## EXERCISE INSTRUCTIONS:
Show all lines holding the string "ByLayer".

## Dataset records:
== == ==

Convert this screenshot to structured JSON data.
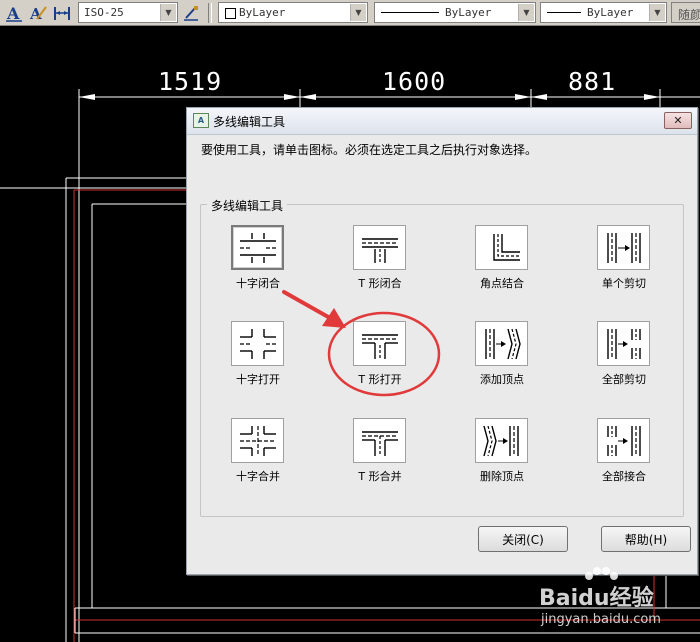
{
  "toolbar": {
    "dimstyle_value": "ISO-25",
    "layer_color": "ByLayer",
    "linetype": "ByLayer",
    "lineweight": "ByLayer",
    "plotstyle": "随颜"
  },
  "canvas": {
    "dimensions": [
      "1519",
      "1600",
      "881"
    ]
  },
  "dialog": {
    "title": "多线编辑工具",
    "icon_text": "A",
    "close_glyph": "✕",
    "instruction": "要使用工具，请单击图标。必须在选定工具之后执行对象选择。",
    "group_label": "多线编辑工具",
    "tools": [
      {
        "label": "十字闭合",
        "icon": "cross-closed-icon"
      },
      {
        "label": "T 形闭合",
        "icon": "tee-closed-icon"
      },
      {
        "label": "角点结合",
        "icon": "corner-joint-icon"
      },
      {
        "label": "单个剪切",
        "icon": "cut-single-icon"
      },
      {
        "label": "十字打开",
        "icon": "cross-open-icon"
      },
      {
        "label": "T 形打开",
        "icon": "tee-open-icon"
      },
      {
        "label": "添加顶点",
        "icon": "add-vertex-icon"
      },
      {
        "label": "全部剪切",
        "icon": "cut-all-icon"
      },
      {
        "label": "十字合并",
        "icon": "cross-merged-icon"
      },
      {
        "label": "T 形合并",
        "icon": "tee-merged-icon"
      },
      {
        "label": "删除顶点",
        "icon": "delete-vertex-icon"
      },
      {
        "label": "全部接合",
        "icon": "weld-all-icon"
      }
    ],
    "close_button": "关闭(C)",
    "help_button": "帮助(H)"
  },
  "watermark": {
    "brand": "Baidu经验",
    "url": "jingyan.baidu.com"
  },
  "colors": {
    "annotation_red": "#e03a3a",
    "dialog_bg": "#eaeaea"
  }
}
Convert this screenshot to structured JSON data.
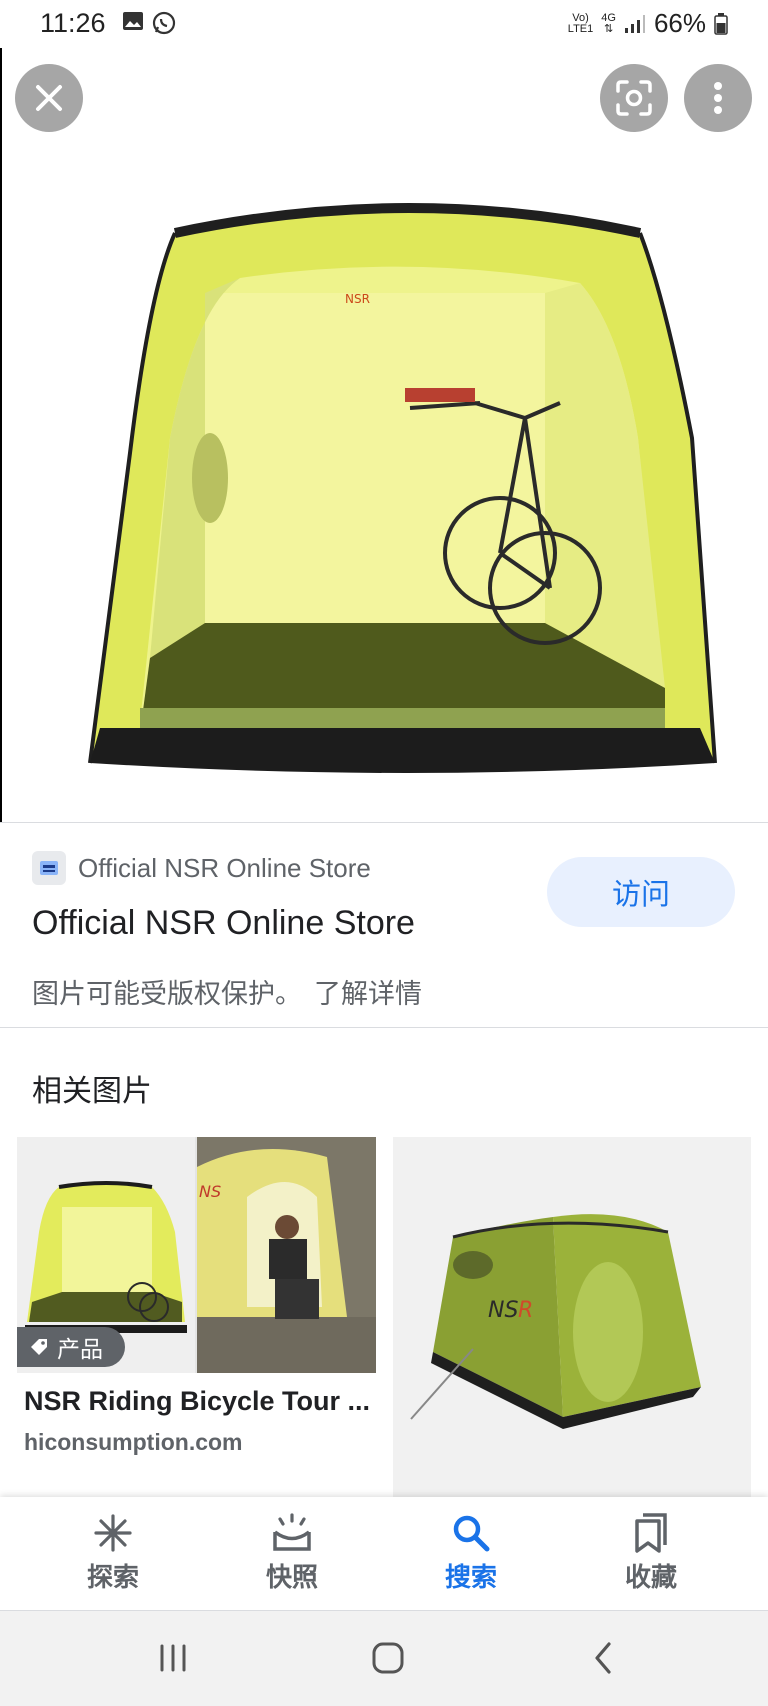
{
  "status_bar": {
    "time": "11:26",
    "battery": "66%",
    "net_top": "Vo)",
    "net_bottom": "LTE1",
    "net_type": "4G",
    "icons": [
      "gallery-icon",
      "whatsapp-icon",
      "signal-icon",
      "battery-icon"
    ]
  },
  "viewer": {
    "close_icon": "close-icon",
    "lens_icon": "lens-icon",
    "more_icon": "more-vert-icon"
  },
  "source": {
    "site_name": "Official NSR Online Store",
    "title": "Official NSR Online Store",
    "visit_label": "访问",
    "copyright_notice": "图片可能受版权保护。",
    "learn_more": "了解详情"
  },
  "related": {
    "heading": "相关图片",
    "results": [
      {
        "badge": "产品",
        "title": "NSR Riding Bicycle Tour ...",
        "domain": "hiconsumption.com"
      }
    ]
  },
  "bottom_nav": {
    "items": [
      {
        "label": "探索",
        "icon": "discover-icon",
        "active": false
      },
      {
        "label": "快照",
        "icon": "snapshot-icon",
        "active": false
      },
      {
        "label": "搜索",
        "icon": "search-icon",
        "active": true
      },
      {
        "label": "收藏",
        "icon": "collections-icon",
        "active": false
      }
    ]
  },
  "colors": {
    "accent": "#1a73e8",
    "visit_bg": "#e8f0fe",
    "tent_yellow": "#e4ee6e",
    "tent_green": "#9bb23a"
  }
}
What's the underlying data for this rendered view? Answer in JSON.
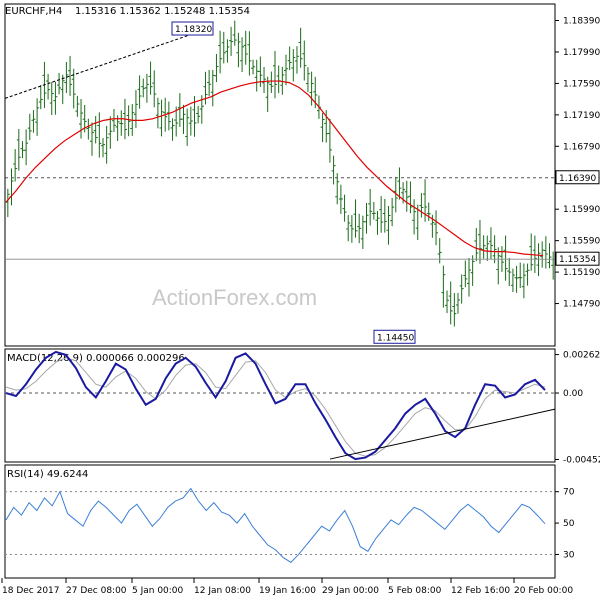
{
  "header": {
    "symbol": "EURCHF,H4",
    "ohlc": "1.15316 1.15362 1.15248 1.15354"
  },
  "watermark": "ActionForex.com",
  "colors": {
    "bars": "#1a6b1a",
    "ma": "#e00000",
    "macd": "#1a1aa0",
    "signal": "#a8a8a8",
    "rsi": "#3b7fd6",
    "grid_dash": "#555555",
    "trend": "#000000"
  },
  "chart_data": [
    {
      "type": "ohlc",
      "title": "EURCHF,H4",
      "y_ticks": [
        "1.18390",
        "1.17990",
        "1.17590",
        "1.17190",
        "1.16790",
        "1.16390",
        "1.15990",
        "1.15590",
        "1.15190",
        "1.14790"
      ],
      "ylim": [
        1.1425,
        1.186
      ],
      "x_ticks": [
        "18 Dec 2017",
        "27 Dec 08:00",
        "5 Jan 00:00",
        "12 Jan 08:00",
        "19 Jan 16:00",
        "29 Jan 00:00",
        "5 Feb 08:00",
        "12 Feb 16:00",
        "20 Feb 00:00"
      ],
      "close_path": [
        1.1618,
        1.1645,
        1.1668,
        1.168,
        1.1705,
        1.1728,
        1.1745,
        1.1752,
        1.174,
        1.1758,
        1.177,
        1.175,
        1.173,
        1.1712,
        1.17,
        1.169,
        1.1678,
        1.1692,
        1.1705,
        1.1712,
        1.17,
        1.1718,
        1.1735,
        1.1752,
        1.176,
        1.1745,
        1.1725,
        1.1715,
        1.1705,
        1.171,
        1.172,
        1.1712,
        1.1708,
        1.1728,
        1.1752,
        1.177,
        1.1788,
        1.18,
        1.1812,
        1.1815,
        1.1805,
        1.179,
        1.1778,
        1.177,
        1.1762,
        1.1755,
        1.176,
        1.1772,
        1.1785,
        1.1795,
        1.179,
        1.1775,
        1.1755,
        1.173,
        1.1705,
        1.1672,
        1.164,
        1.1605,
        1.1582,
        1.157,
        1.1575,
        1.159,
        1.1598,
        1.1588,
        1.158,
        1.1592,
        1.161,
        1.163,
        1.1615,
        1.1595,
        1.1598,
        1.1604,
        1.159,
        1.157,
        1.153,
        1.1478,
        1.1462,
        1.149,
        1.151,
        1.1528,
        1.1545,
        1.1552,
        1.1556,
        1.1548,
        1.1535,
        1.1522,
        1.1516,
        1.151,
        1.1515,
        1.1525,
        1.1538,
        1.1548,
        1.154,
        1.1535
      ],
      "ma_path": [
        1.1608,
        1.1622,
        1.1638,
        1.1652,
        1.1664,
        1.1676,
        1.1686,
        1.1694,
        1.1702,
        1.1708,
        1.1712,
        1.1714,
        1.1714,
        1.1712,
        1.1712,
        1.1714,
        1.1718,
        1.1722,
        1.1728,
        1.1734,
        1.1738,
        1.1742,
        1.1748,
        1.1752,
        1.1756,
        1.1759,
        1.1761,
        1.1762,
        1.1762,
        1.176,
        1.1754,
        1.1744,
        1.173,
        1.1714,
        1.1698,
        1.1682,
        1.1666,
        1.1652,
        1.164,
        1.1628,
        1.1618,
        1.1608,
        1.16,
        1.1592,
        1.1584,
        1.1575,
        1.1566,
        1.1557,
        1.155,
        1.1546,
        1.1545,
        1.1545,
        1.1544,
        1.1542,
        1.1541,
        1.154
      ],
      "annotations": [
        {
          "label": "1.18320",
          "value": 1.1832
        },
        {
          "label": "1.14450",
          "value": 1.1445
        },
        {
          "label": "1.16390",
          "value": 1.1639,
          "style": "dashed-level"
        },
        {
          "label": "1.15354",
          "value": 1.15354,
          "style": "current-price"
        }
      ]
    },
    {
      "type": "line",
      "title": "MACD(12,26,9) 0.000066 0.000296",
      "y_ticks": [
        "0.00262",
        "0.00",
        "-0.004526"
      ],
      "ylim": [
        -0.0047,
        0.003
      ],
      "series": [
        {
          "name": "MACD",
          "values": [
            0.0,
            -0.0002,
            0.0006,
            0.0016,
            0.0024,
            0.0028,
            0.0026,
            0.0017,
            0.0004,
            -0.0003,
            0.0008,
            0.002,
            0.0016,
            0.0003,
            -0.0008,
            -0.0004,
            0.001,
            0.002,
            0.0024,
            0.0018,
            0.0007,
            -0.0003,
            0.0008,
            0.0024,
            0.0027,
            0.002,
            0.0006,
            -0.0007,
            -0.0004,
            0.0006,
            0.0006,
            -0.0007,
            -0.0018,
            -0.003,
            -0.0041,
            -0.0045,
            -0.0044,
            -0.004,
            -0.0032,
            -0.0024,
            -0.0014,
            -0.0008,
            -0.0004,
            -0.0014,
            -0.0026,
            -0.003,
            -0.0024,
            -0.0008,
            0.0006,
            0.0005,
            -0.0003,
            -0.0001,
            0.0006,
            0.0009,
            0.0002
          ]
        },
        {
          "name": "Signal",
          "values": [
            0.0004,
            0.0002,
            0.0003,
            0.0008,
            0.0015,
            0.0021,
            0.0024,
            0.0022,
            0.0014,
            0.0006,
            0.0004,
            0.0011,
            0.0015,
            0.001,
            0.0001,
            -0.0004,
            0.0002,
            0.0012,
            0.0019,
            0.002,
            0.0014,
            0.0004,
            0.0003,
            0.0012,
            0.0021,
            0.0022,
            0.0014,
            0.0002,
            -0.0003,
            0.0001,
            0.0003,
            -0.0002,
            -0.0011,
            -0.0022,
            -0.0033,
            -0.0041,
            -0.0043,
            -0.0042,
            -0.0037,
            -0.003,
            -0.0022,
            -0.0014,
            -0.001,
            -0.0012,
            -0.0019,
            -0.0025,
            -0.0025,
            -0.0016,
            -0.0004,
            0.0002,
            0.0001,
            0.0,
            0.0003,
            0.0006,
            0.0004
          ]
        }
      ],
      "trendline": [
        [
          -0.0045,
          0.0
        ]
      ]
    },
    {
      "type": "line",
      "title": "RSI(14) 49.6244",
      "y_ticks": [
        "70",
        "50",
        "30"
      ],
      "ylim": [
        15,
        87
      ],
      "levels": [
        70,
        30
      ],
      "series": [
        {
          "name": "RSI",
          "values": [
            52,
            60,
            55,
            63,
            58,
            66,
            61,
            70,
            56,
            52,
            48,
            58,
            64,
            60,
            55,
            50,
            58,
            62,
            55,
            48,
            53,
            60,
            64,
            66,
            72,
            64,
            58,
            63,
            57,
            55,
            50,
            56,
            48,
            42,
            36,
            33,
            28,
            25,
            30,
            36,
            42,
            48,
            45,
            52,
            58,
            48,
            35,
            32,
            40,
            46,
            52,
            49,
            55,
            60,
            58,
            54,
            50,
            46,
            52,
            58,
            62,
            58,
            54,
            48,
            44,
            50,
            56,
            62,
            60,
            55,
            49.6
          ]
        }
      ]
    }
  ]
}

== == ==

## FULL SOLUTION:
    "layer_color": "ByLayer",
    "linetype": "ByLayer",
    "lineweight": "ByLayer",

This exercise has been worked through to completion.